__Exercise prompt__:
Retype the stretch of entries from the line containing "bottleneck-curve <box>73 28 772 773</box>" through the line containing "What elements are", both included, without changing anything.

### Supplied data ###

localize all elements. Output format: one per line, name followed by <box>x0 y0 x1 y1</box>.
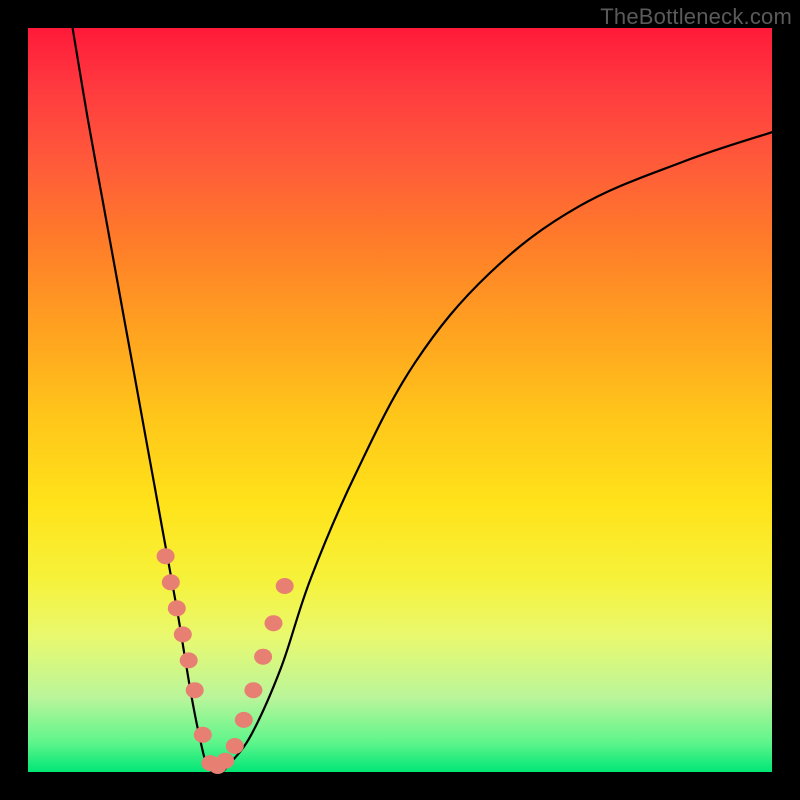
bottleneck-curve <box>73 28 772 773</box>
chart-svg <box>28 28 772 772</box>
data-marker <box>168 600 186 616</box>
data-marker <box>216 753 234 769</box>
data-marker <box>174 626 192 642</box>
data-marker <box>235 712 253 728</box>
data-marker <box>276 578 294 594</box>
chart-plot-area <box>28 28 772 772</box>
data-marker <box>254 649 272 665</box>
watermark-text: TheBottleneck.com <box>600 4 792 30</box>
data-marker <box>194 727 212 743</box>
data-marker <box>162 574 180 590</box>
data-marker <box>244 682 262 698</box>
data-marker <box>180 652 198 668</box>
data-marker <box>226 738 244 754</box>
marker-group <box>157 548 294 774</box>
data-marker <box>265 615 283 631</box>
data-marker <box>186 682 204 698</box>
data-marker <box>157 548 175 564</box>
chart-frame: TheBottleneck.com <box>0 0 800 800</box>
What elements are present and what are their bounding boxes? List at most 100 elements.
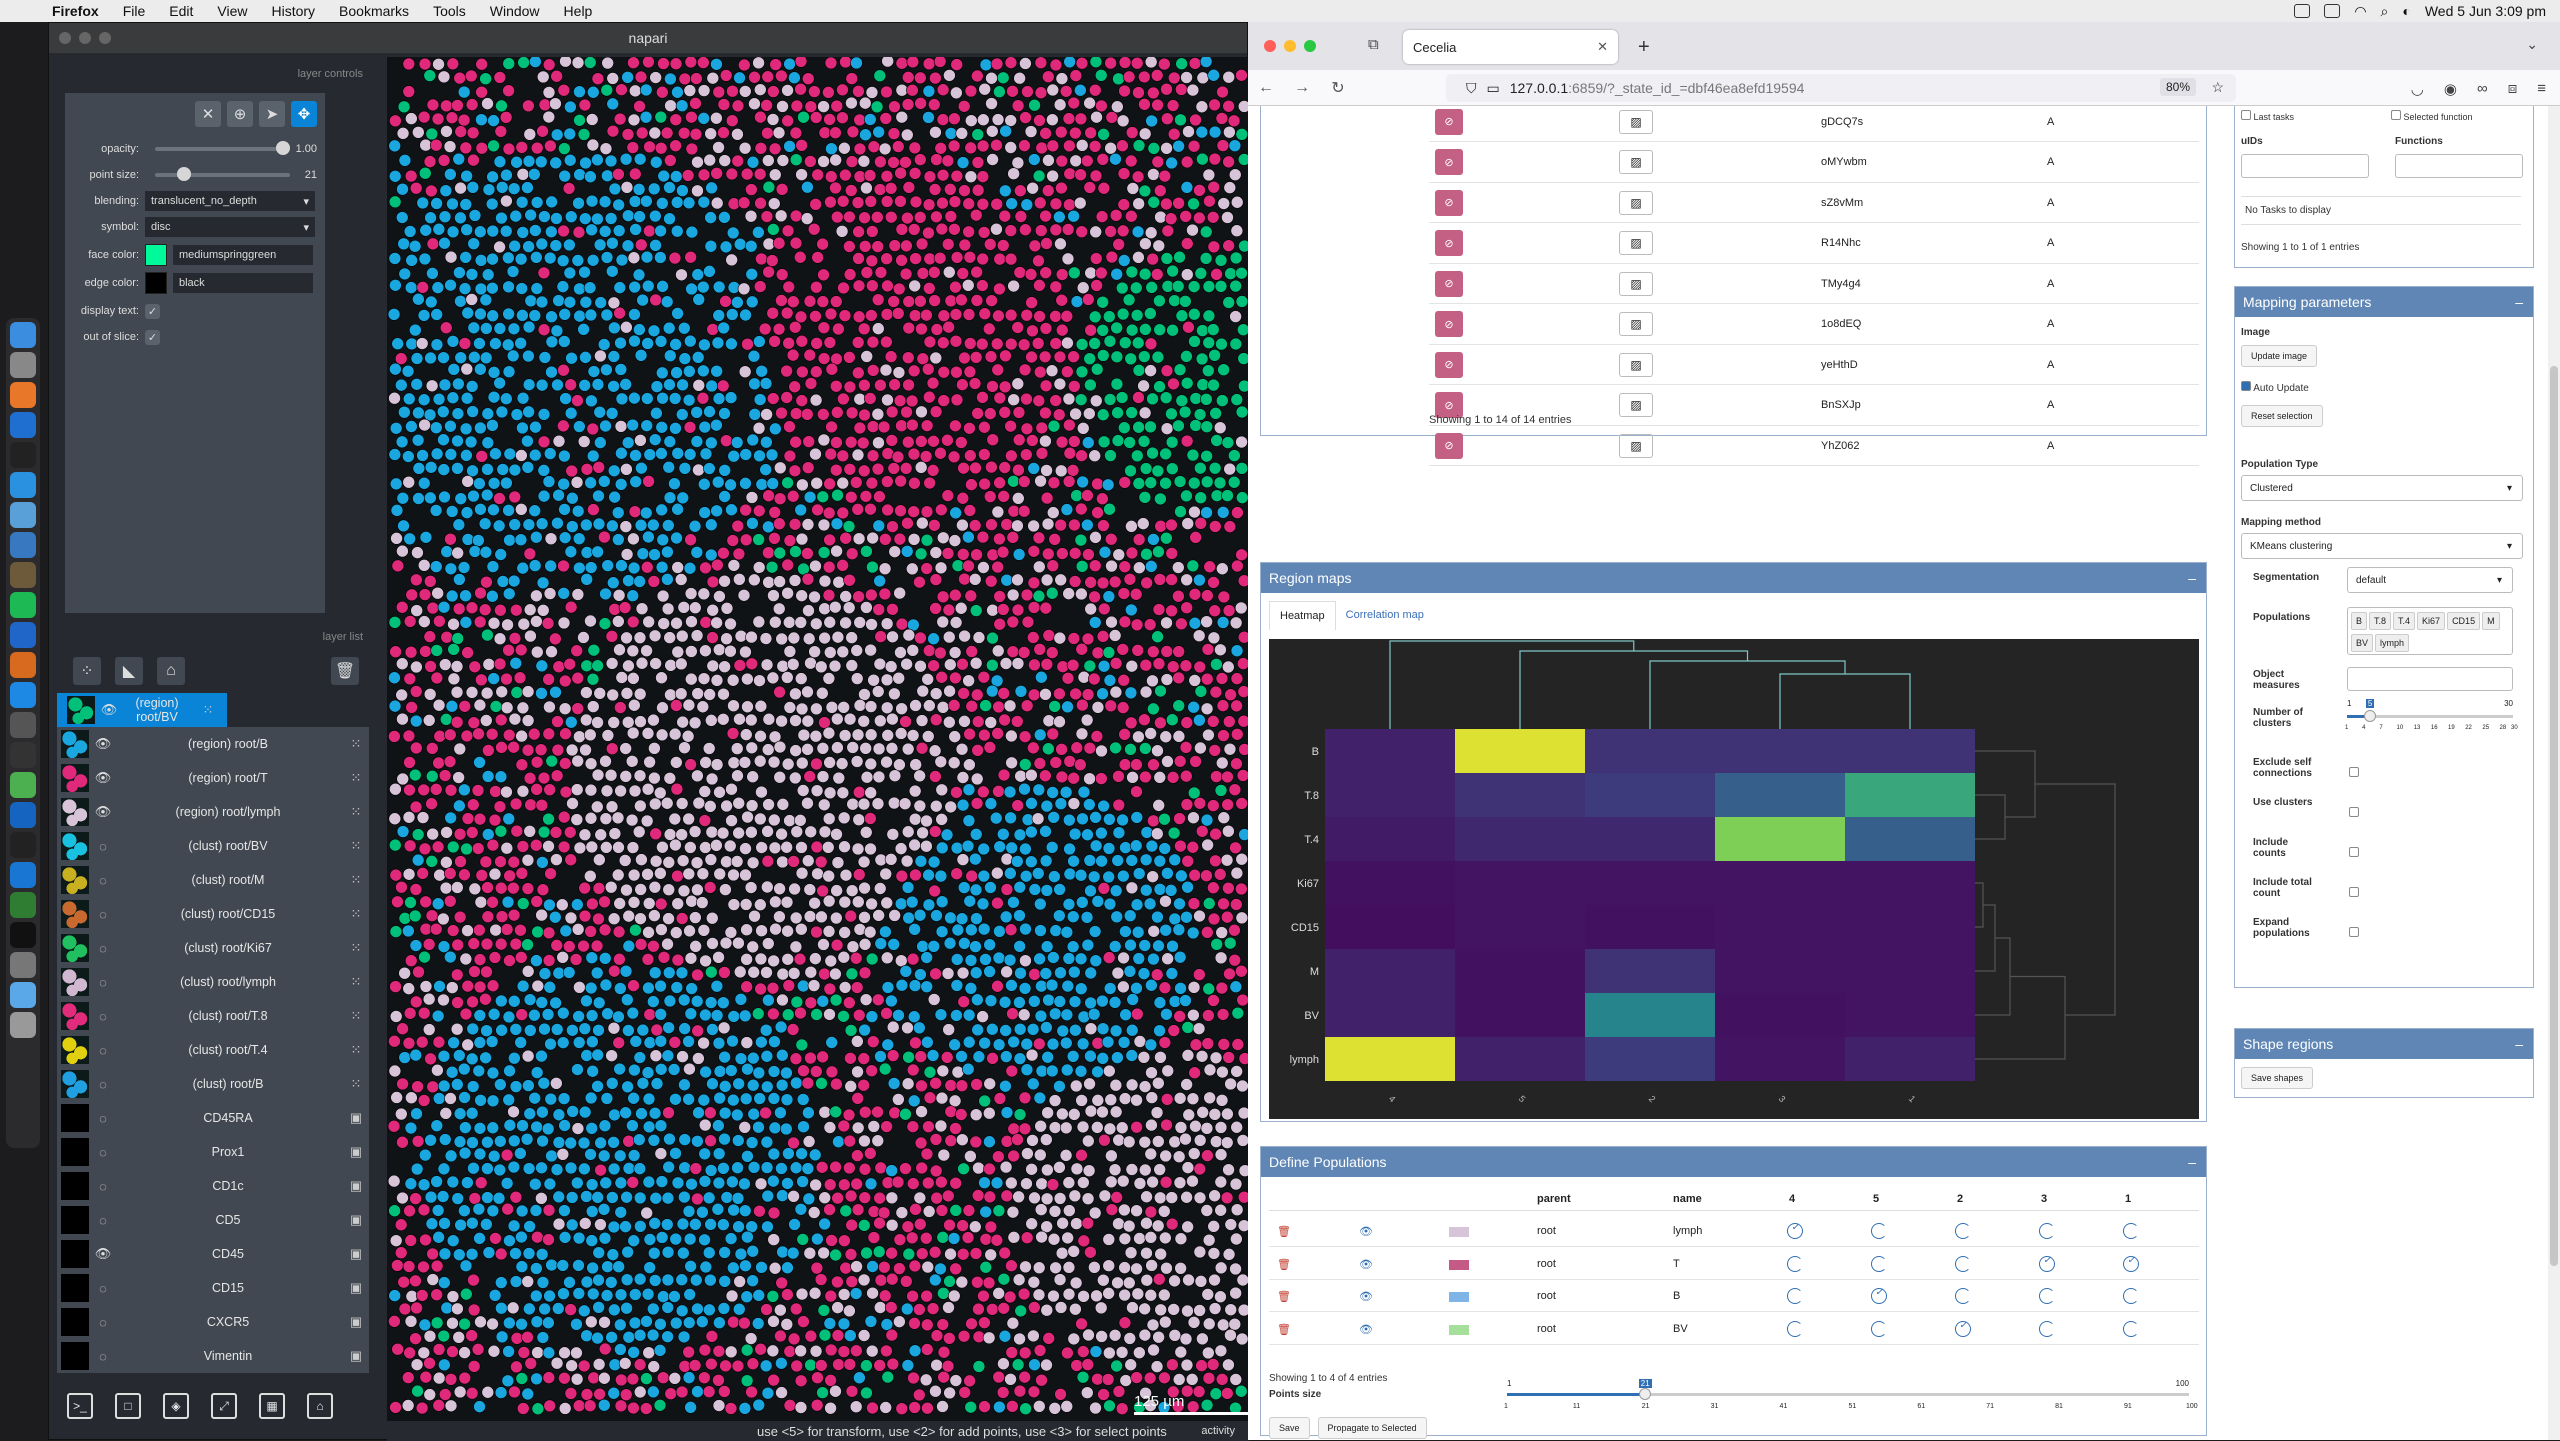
- layer-row[interactable]: ◌ CD1c ▣: [57, 1169, 369, 1203]
- layer-row[interactable]: 👁 (region) root/B ⁙: [57, 727, 369, 761]
- menu-view[interactable]: View: [205, 3, 259, 19]
- population-color-swatch[interactable]: [1449, 1260, 1469, 1270]
- tab-heatmap[interactable]: Heatmap: [1269, 601, 1336, 630]
- population-color-swatch[interactable]: [1449, 1292, 1469, 1302]
- layer-name[interactable]: (clust) root/BV: [113, 839, 343, 853]
- layer-name[interactable]: (region) root/BV: [119, 696, 195, 724]
- mapping-parameters-header[interactable]: Mapping parameters–: [2235, 287, 2533, 317]
- new-labels-layer-button[interactable]: ⌂: [157, 657, 185, 685]
- edge-color-swatch[interactable]: [145, 272, 167, 294]
- menu-history[interactable]: History: [259, 3, 327, 19]
- extensions-icon[interactable]: ⧈: [2508, 80, 2518, 98]
- edge-color-input[interactable]: black: [173, 273, 313, 293]
- task-status-icon[interactable]: ⊘: [1435, 352, 1463, 378]
- app-icon[interactable]: [10, 952, 36, 978]
- layer-name[interactable]: (region) root/T: [113, 771, 343, 785]
- option-checkbox[interactable]: [2349, 887, 2359, 897]
- image-icon[interactable]: ▨: [1619, 353, 1653, 377]
- circle-icon[interactable]: [1787, 1288, 1803, 1304]
- page-info-icon[interactable]: ▭: [1487, 80, 1500, 97]
- image-icon[interactable]: ▨: [1619, 272, 1653, 296]
- circle-icon[interactable]: [2039, 1288, 2055, 1304]
- layer-row[interactable]: ◌ Vimentin ▣: [57, 1339, 369, 1373]
- column-header[interactable]: 4: [1789, 1193, 1795, 1205]
- column-header[interactable]: 1: [2125, 1193, 2131, 1205]
- eye-icon[interactable]: 👁: [93, 804, 113, 820]
- image-icon[interactable]: ▨: [1619, 231, 1653, 255]
- menu-app[interactable]: Firefox: [40, 3, 111, 19]
- layer-name[interactable]: (clust) root/M: [113, 873, 343, 887]
- check-circle-icon[interactable]: [1955, 1321, 1971, 1337]
- eye-icon[interactable]: 👁: [1359, 1290, 1373, 1303]
- reload-button[interactable]: ↻: [1320, 78, 1356, 98]
- firefox-icon[interactable]: [10, 382, 36, 408]
- folder-icon[interactable]: [10, 982, 36, 1008]
- minimize-button[interactable]: [1284, 40, 1296, 52]
- circle-icon[interactable]: [1787, 1256, 1803, 1272]
- population-chip[interactable]: T.4: [2393, 612, 2415, 630]
- layer-name[interactable]: (clust) root/CD15: [113, 907, 343, 921]
- task-status-icon[interactable]: ⊘: [1435, 311, 1463, 337]
- eye-closed-icon[interactable]: ◌: [93, 1009, 113, 1024]
- menubar-clock[interactable]: Wed 5 Jun 3:09 pm: [2425, 3, 2546, 19]
- terminal-icon[interactable]: [10, 442, 36, 468]
- eye-closed-icon[interactable]: ◌: [93, 941, 113, 956]
- eye-closed-icon[interactable]: ◌: [93, 1315, 113, 1330]
- save-button[interactable]: Save: [1269, 1417, 1310, 1439]
- region-maps-header[interactable]: Region maps–: [1261, 563, 2206, 593]
- layer-name[interactable]: (clust) root/lymph: [113, 975, 343, 989]
- pan-zoom-button[interactable]: ✥: [291, 101, 317, 127]
- layer-row[interactable]: 👁 (region) root/lymph ⁙: [57, 795, 369, 829]
- face-color-swatch[interactable]: [145, 244, 167, 266]
- eye-icon[interactable]: 👁: [93, 1246, 113, 1262]
- account-icon[interactable]: ◉: [2444, 80, 2457, 98]
- menu-bookmarks[interactable]: Bookmarks: [327, 3, 421, 19]
- mapping-method-select[interactable]: KMeans clustering▾: [2241, 533, 2523, 559]
- functions-input[interactable]: [2395, 154, 2523, 178]
- console-button[interactable]: >_: [67, 1393, 93, 1419]
- population-chip[interactable]: lymph: [2375, 634, 2409, 652]
- image-icon[interactable]: ▨: [1619, 434, 1653, 458]
- segmentation-select[interactable]: default▾: [2347, 567, 2513, 593]
- battery-icon[interactable]: [2324, 4, 2340, 18]
- population-chip[interactable]: CD15: [2447, 612, 2480, 630]
- layer-name[interactable]: CD45: [113, 1247, 343, 1261]
- layer-name[interactable]: CD45RA: [113, 1111, 343, 1125]
- task-row[interactable]: ⊘ ▨ 1o8dEQ A: [1429, 305, 2199, 345]
- option-checkbox[interactable]: [2349, 767, 2359, 777]
- circle-icon[interactable]: [2039, 1223, 2055, 1239]
- column-header[interactable]: 5: [1873, 1193, 1879, 1205]
- layer-name[interactable]: (region) root/lymph: [113, 805, 343, 819]
- define-populations-header[interactable]: Define Populations–: [1261, 1147, 2206, 1177]
- out-of-slice-checkbox[interactable]: ✓: [145, 330, 160, 345]
- layer-name[interactable]: Vimentin: [113, 1349, 343, 1363]
- display-text-checkbox[interactable]: ✓: [145, 304, 160, 319]
- viewer-canvas[interactable]: [387, 57, 1249, 1421]
- population-row[interactable]: 🗑 👁 root lymph: [1269, 1215, 2199, 1247]
- task-row[interactable]: ⊘ ▨ gDCQ7s A: [1429, 106, 2199, 142]
- select-points-button[interactable]: ➤: [259, 101, 285, 127]
- circle-icon[interactable]: [2123, 1223, 2139, 1239]
- population-row[interactable]: 🗑 👁 root BV: [1269, 1313, 2199, 1345]
- zoom-button[interactable]: [1304, 40, 1316, 52]
- control-center-icon[interactable]: ◐: [2402, 3, 2410, 19]
- finder-icon[interactable]: [10, 322, 36, 348]
- population-chip[interactable]: BV: [2351, 634, 2373, 652]
- task-row[interactable]: ⊘ ▨ YhZ062 A: [1429, 426, 2199, 466]
- auto-update-checkbox[interactable]: [2241, 381, 2251, 391]
- new-tab-button[interactable]: +: [1638, 36, 1650, 59]
- forward-button[interactable]: →: [1284, 79, 1320, 97]
- eye-closed-icon[interactable]: ◌: [93, 839, 113, 854]
- image-icon[interactable]: ▨: [1619, 150, 1653, 174]
- task-status-icon[interactable]: ⊘: [1435, 230, 1463, 256]
- populations-multiselect[interactable]: BT.8T.4Ki67CD15MBVlymph: [2347, 607, 2513, 655]
- layer-name[interactable]: (clust) root/T.8: [113, 1009, 343, 1023]
- column-header[interactable]: parent: [1537, 1193, 1571, 1205]
- eye-closed-icon[interactable]: ◌: [93, 975, 113, 990]
- eye-closed-icon[interactable]: ◌: [93, 1145, 113, 1160]
- layer-row[interactable]: ◌ (clust) root/M ⁙: [57, 863, 369, 897]
- check-circle-icon[interactable]: [2039, 1256, 2055, 1272]
- app-icon[interactable]: [10, 532, 36, 558]
- circle-icon[interactable]: [1955, 1223, 1971, 1239]
- menu-window[interactable]: Window: [478, 3, 552, 19]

###

__Result of the task__:
bottleneck-curve <box>73 28 772 773</box>
chart-svg <box>28 28 772 772</box>
data-marker <box>168 600 186 616</box>
data-marker <box>216 753 234 769</box>
data-marker <box>174 626 192 642</box>
data-marker <box>235 712 253 728</box>
data-marker <box>276 578 294 594</box>
chart-plot-area <box>28 28 772 772</box>
data-marker <box>254 649 272 665</box>
watermark-text: TheBottleneck.com <box>600 4 792 30</box>
data-marker <box>194 727 212 743</box>
data-marker <box>162 574 180 590</box>
data-marker <box>244 682 262 698</box>
data-marker <box>180 652 198 668</box>
data-marker <box>226 738 244 754</box>
marker-group <box>157 548 294 774</box>
data-marker <box>265 615 283 631</box>
data-marker <box>186 682 204 698</box>
data-marker <box>157 548 175 564</box>
chart-frame: TheBottleneck.com <box>0 0 800 800</box>
What elements are present and what are their bounding boxes? List at most 100 elements.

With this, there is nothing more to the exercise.